Calabria
Bimba di 2 anni in pericolo di vita, salvata grazie ai carabinieri
La storia ha inizio nel primo pomeriggio del 14 gennaio scorso quando una giovane coppia ha accompagnato in ospedale la secondogenita che lamentava forti dolori

LOCRI (RC) – “Buonasera, sono il dottore di turno al Pronto Soccorso di Locri, aiutatemi.. bisogna ricercare una bambina di 2 anni in imminente pericolo di vita”. Il carabiniere dall’altra parte ha subito accolto la richiesta di aiuto e dopo alcune domande, volte all’identificazione del nucleo familiare e alla conoscenza dello stato di salute della piccola, ha fatto scattare le ricerche in tutto il circondario. Una storia a lieto fine, iniziata nel primo pomeriggio del 14 gennaio quando la giovane coppia ha portato in ospedale la figlioletta, secondogenita, che lamentava forti dolori.
La piccola è stata presa in carico dal personale sanitario per il primo soccorso ed è stata sottosta agli esami di laboratorio. Una volta appresi gli esiti e scoperto l’anomalo valore delle piastrine estremamente basso da considerare la stessa in imminente pericolo di vita, ovvero a rischio emorragia interna, è stato predisposto l’immediato trasferimento al GOM di Reggio Calabria. Lì la piccola avrebbe ricevuto vitali e più specifiche cure mediche. Il problema è stato che il medico di turno del pronto soccorso, mentre cercava i genitori e la bambina per comunicare loro il pericolo, scopre che la coppia e la figlia hanno lasciato l’ospedale senza dare alcun avviso.
La delicata situazione ha generato un grave stato di allarme e preoccupazione, tale da contattare tempestivamente la centrale operativa della compagnia di Locri. I carabinieri in poche ore hanno trovato l’unità abitativa temporanea della famiglia, nonostante i dati anagrafici parziali della minore.
I genitori alla vista dei carabinieri, compreso il pericolo per la loro bambina, sono scoppiati in lacrime. Subito è stata fatta arrivare un’ambulanza che ha prelevato la bambina trasferendola nel nosocomio reggino. Dai contatti tra i militari dell’Arma e i medici è emerso che la bimba sta meglio.

★ ★ ★ ★ ★

Riporta testualmente il passo dell'articolo sulla bambina salvata dai carabinieri, cominciando da «I genitori alla» e proseguendo fino a «bimba sta meglio.». I record riportati qui sotto provengono da una fonte diversa.

★ ★ ★ ★ ★

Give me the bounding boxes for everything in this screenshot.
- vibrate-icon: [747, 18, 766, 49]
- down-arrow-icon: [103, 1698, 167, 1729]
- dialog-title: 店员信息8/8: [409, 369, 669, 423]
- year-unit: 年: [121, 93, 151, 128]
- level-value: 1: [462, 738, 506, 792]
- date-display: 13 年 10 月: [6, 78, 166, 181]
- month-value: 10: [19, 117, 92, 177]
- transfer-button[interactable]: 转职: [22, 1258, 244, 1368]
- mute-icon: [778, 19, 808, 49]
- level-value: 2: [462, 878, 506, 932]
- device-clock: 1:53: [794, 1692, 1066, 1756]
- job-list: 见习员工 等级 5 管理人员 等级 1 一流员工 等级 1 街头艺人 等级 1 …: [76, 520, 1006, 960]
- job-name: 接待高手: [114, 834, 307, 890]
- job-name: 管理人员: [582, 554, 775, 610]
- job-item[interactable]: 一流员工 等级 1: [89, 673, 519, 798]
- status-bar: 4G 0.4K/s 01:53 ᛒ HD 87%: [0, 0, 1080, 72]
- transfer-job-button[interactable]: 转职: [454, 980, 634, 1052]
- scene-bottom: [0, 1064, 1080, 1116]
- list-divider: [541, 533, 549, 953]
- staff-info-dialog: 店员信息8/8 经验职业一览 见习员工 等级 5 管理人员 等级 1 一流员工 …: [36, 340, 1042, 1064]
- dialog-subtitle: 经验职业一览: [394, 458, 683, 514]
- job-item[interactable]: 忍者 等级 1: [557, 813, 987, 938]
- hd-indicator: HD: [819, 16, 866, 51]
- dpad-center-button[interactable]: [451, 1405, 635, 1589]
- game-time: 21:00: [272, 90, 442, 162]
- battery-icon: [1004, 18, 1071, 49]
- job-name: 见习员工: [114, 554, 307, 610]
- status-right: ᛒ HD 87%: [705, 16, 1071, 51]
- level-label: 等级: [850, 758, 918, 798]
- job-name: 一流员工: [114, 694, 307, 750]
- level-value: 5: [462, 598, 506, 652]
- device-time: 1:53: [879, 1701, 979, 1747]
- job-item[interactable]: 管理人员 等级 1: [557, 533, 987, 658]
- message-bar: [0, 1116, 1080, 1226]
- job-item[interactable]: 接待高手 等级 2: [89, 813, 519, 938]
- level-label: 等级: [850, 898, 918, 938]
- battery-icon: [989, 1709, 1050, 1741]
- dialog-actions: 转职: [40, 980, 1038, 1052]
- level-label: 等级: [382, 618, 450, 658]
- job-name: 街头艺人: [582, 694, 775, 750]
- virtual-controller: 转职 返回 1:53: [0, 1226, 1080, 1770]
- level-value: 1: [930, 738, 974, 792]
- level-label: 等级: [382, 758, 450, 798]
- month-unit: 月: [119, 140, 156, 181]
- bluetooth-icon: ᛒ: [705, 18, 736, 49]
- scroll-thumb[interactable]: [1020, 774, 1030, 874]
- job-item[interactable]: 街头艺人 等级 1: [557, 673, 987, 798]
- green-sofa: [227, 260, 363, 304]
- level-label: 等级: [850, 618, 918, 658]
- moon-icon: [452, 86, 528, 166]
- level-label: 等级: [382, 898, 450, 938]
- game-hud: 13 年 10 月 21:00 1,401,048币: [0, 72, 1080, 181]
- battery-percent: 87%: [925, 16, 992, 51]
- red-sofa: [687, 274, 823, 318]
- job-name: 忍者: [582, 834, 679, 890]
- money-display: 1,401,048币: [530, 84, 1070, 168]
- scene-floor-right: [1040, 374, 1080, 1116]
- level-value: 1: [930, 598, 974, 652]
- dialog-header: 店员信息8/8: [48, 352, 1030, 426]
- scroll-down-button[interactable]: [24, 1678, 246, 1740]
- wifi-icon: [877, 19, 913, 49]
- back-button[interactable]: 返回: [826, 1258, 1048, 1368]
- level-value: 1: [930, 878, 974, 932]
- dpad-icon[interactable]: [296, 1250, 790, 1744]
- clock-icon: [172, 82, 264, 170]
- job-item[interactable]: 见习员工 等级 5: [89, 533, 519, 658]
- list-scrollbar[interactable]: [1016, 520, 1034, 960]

★ ★ ★ ★ ★

● **Sezione risposta**
I genitori alla vista dei carabinieri, compreso il pericolo per la loro bambina, sono scoppiati in lacrime. Subito è stata fatta arrivare un’ambulanza che ha prelevato la bambina trasferendola nel nosocomio reggino. Dai contatti tra i militari dell’Arma e i medici è emerso che la bimba sta meglio.